Figure record extracts
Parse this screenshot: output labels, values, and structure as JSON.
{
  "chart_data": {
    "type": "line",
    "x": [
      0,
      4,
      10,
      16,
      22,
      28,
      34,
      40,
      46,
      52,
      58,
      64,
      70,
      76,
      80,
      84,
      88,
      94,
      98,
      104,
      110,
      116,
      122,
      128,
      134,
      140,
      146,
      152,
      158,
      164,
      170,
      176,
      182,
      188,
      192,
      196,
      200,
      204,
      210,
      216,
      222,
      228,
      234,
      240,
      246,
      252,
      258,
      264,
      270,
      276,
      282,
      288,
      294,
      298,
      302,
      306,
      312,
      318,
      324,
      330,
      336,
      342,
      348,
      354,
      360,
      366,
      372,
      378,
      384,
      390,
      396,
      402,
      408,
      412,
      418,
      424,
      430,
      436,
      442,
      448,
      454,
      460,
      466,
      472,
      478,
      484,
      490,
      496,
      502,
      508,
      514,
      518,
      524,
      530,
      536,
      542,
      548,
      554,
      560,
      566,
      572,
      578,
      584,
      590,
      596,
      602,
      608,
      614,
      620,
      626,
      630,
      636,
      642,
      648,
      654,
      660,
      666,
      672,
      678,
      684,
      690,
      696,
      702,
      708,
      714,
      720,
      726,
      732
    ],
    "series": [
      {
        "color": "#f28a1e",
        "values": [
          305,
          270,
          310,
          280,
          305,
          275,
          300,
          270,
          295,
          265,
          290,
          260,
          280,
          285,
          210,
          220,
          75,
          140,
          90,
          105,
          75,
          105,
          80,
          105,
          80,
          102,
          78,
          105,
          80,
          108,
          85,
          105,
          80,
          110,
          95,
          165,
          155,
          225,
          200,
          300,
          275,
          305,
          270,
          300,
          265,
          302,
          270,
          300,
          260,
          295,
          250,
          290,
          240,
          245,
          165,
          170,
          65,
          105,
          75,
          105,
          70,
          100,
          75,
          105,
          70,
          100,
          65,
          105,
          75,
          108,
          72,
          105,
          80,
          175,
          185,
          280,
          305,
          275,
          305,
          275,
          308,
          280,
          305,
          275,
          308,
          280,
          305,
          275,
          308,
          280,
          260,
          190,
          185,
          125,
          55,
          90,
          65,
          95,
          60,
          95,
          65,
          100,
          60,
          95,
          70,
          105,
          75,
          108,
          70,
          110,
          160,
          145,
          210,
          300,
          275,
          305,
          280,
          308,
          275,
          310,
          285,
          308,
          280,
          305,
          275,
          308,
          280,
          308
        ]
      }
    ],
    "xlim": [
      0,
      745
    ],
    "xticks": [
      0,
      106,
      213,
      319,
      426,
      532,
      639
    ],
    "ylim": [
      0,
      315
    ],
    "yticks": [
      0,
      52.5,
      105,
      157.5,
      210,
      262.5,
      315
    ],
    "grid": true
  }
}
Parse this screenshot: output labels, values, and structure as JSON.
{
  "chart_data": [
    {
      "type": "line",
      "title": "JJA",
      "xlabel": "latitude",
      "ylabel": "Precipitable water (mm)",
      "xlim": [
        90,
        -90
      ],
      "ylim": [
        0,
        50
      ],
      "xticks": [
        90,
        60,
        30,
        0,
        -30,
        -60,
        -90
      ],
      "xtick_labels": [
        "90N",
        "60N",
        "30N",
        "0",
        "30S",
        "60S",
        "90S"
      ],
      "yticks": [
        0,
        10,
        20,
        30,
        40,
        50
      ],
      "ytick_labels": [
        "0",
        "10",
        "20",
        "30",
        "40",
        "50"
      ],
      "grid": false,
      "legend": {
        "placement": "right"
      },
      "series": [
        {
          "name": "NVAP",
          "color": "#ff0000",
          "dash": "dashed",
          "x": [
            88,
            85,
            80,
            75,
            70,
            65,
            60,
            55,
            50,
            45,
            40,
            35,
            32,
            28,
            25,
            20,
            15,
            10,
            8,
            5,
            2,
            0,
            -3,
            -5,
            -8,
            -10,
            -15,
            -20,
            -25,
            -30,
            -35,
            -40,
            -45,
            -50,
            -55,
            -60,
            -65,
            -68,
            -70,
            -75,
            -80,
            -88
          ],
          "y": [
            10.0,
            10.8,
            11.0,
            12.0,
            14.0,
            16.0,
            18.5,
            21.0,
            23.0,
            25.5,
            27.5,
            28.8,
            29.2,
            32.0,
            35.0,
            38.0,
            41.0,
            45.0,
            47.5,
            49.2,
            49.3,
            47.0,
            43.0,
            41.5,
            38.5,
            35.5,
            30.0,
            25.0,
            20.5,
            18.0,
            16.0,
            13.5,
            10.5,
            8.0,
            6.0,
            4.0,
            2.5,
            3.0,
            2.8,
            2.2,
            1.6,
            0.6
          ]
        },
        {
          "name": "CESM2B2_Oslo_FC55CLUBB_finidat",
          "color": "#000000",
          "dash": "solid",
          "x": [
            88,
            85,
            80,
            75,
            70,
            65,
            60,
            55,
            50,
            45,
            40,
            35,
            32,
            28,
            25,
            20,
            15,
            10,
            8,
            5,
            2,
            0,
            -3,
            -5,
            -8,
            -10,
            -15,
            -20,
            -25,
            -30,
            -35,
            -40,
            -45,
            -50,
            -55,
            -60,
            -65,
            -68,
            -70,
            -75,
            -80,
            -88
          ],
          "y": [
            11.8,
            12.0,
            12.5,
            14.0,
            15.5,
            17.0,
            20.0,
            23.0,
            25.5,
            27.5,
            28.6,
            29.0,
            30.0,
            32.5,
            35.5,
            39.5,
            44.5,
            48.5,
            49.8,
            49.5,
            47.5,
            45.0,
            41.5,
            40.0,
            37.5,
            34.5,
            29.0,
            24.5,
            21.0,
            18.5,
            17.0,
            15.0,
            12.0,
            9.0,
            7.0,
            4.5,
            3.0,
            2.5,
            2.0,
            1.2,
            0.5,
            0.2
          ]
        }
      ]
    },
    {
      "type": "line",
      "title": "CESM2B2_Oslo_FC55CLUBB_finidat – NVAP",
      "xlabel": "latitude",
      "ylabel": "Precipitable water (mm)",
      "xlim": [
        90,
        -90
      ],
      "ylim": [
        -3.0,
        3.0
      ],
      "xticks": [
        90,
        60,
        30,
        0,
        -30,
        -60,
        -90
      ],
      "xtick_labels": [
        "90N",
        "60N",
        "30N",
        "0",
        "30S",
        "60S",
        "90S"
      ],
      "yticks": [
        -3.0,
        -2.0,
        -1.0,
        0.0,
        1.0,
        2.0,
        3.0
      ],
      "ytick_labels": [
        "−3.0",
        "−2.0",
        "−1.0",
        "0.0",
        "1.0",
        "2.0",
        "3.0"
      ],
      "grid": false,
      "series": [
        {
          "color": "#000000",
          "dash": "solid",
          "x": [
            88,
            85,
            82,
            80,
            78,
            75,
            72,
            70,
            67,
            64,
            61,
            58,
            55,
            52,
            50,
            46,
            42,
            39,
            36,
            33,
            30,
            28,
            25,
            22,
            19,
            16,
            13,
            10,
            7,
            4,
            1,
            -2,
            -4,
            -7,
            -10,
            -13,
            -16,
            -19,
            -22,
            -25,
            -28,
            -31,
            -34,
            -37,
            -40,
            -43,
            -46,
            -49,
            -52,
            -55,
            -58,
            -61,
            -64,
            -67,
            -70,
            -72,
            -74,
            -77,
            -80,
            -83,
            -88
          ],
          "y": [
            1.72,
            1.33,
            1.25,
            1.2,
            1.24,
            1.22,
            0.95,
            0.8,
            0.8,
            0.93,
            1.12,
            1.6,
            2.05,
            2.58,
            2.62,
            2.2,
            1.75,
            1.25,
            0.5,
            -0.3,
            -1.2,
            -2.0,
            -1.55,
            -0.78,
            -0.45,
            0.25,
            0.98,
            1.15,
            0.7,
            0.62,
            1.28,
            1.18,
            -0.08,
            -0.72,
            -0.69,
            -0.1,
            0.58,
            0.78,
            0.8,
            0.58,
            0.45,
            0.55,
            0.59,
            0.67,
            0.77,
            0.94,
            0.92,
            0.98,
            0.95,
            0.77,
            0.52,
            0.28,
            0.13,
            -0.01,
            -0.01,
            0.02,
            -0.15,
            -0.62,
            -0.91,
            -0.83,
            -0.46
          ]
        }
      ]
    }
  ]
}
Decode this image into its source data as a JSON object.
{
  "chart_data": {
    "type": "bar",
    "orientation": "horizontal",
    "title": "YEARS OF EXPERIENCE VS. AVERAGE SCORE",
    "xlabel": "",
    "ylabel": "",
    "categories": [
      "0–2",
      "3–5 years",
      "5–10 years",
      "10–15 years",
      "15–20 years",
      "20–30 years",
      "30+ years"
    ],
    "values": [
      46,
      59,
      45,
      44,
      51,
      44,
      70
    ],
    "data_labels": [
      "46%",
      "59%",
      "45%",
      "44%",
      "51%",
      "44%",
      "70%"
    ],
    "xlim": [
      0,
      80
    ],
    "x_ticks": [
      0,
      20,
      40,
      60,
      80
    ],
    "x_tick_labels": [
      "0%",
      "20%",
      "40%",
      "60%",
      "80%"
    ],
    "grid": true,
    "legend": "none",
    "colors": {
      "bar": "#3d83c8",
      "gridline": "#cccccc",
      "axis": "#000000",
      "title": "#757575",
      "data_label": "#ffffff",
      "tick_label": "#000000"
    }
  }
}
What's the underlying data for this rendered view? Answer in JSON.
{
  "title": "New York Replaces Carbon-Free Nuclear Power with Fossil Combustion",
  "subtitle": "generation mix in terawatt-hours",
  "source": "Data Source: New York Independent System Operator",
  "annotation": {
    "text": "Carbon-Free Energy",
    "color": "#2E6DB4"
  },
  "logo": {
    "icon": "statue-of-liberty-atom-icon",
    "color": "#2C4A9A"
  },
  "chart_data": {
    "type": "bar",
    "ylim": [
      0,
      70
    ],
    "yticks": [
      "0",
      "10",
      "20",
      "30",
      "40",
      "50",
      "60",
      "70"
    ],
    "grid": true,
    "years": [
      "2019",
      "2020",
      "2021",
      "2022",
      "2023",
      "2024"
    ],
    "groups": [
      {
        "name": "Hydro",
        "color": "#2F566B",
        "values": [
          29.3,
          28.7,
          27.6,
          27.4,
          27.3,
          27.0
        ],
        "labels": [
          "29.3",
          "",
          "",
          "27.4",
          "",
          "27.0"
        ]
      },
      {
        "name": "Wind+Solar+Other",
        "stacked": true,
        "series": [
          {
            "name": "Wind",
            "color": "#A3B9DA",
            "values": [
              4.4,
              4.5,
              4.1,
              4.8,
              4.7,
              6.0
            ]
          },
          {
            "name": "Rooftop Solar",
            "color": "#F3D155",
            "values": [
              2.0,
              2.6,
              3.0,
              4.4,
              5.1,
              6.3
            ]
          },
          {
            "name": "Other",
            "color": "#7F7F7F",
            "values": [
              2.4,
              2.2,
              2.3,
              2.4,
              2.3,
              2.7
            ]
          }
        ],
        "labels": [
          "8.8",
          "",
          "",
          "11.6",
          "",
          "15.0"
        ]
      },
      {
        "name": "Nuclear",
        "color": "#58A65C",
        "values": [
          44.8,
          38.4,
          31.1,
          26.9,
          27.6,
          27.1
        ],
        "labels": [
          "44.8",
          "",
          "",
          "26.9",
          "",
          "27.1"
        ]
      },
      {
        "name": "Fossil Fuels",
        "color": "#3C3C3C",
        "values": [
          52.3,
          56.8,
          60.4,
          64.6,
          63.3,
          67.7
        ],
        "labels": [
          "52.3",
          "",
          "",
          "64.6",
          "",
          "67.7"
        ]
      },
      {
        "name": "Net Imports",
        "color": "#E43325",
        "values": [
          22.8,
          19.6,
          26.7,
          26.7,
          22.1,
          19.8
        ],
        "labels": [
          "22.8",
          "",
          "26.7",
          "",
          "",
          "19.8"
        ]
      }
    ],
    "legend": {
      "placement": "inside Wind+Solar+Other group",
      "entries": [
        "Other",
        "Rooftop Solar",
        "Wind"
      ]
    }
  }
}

### STATED EXERCISE
Select every line in the records above that contains the word "true".

### SOLVED EXERCISE
    "grid": true
    "grid": true,
    "grid": true,
        "stacked": true,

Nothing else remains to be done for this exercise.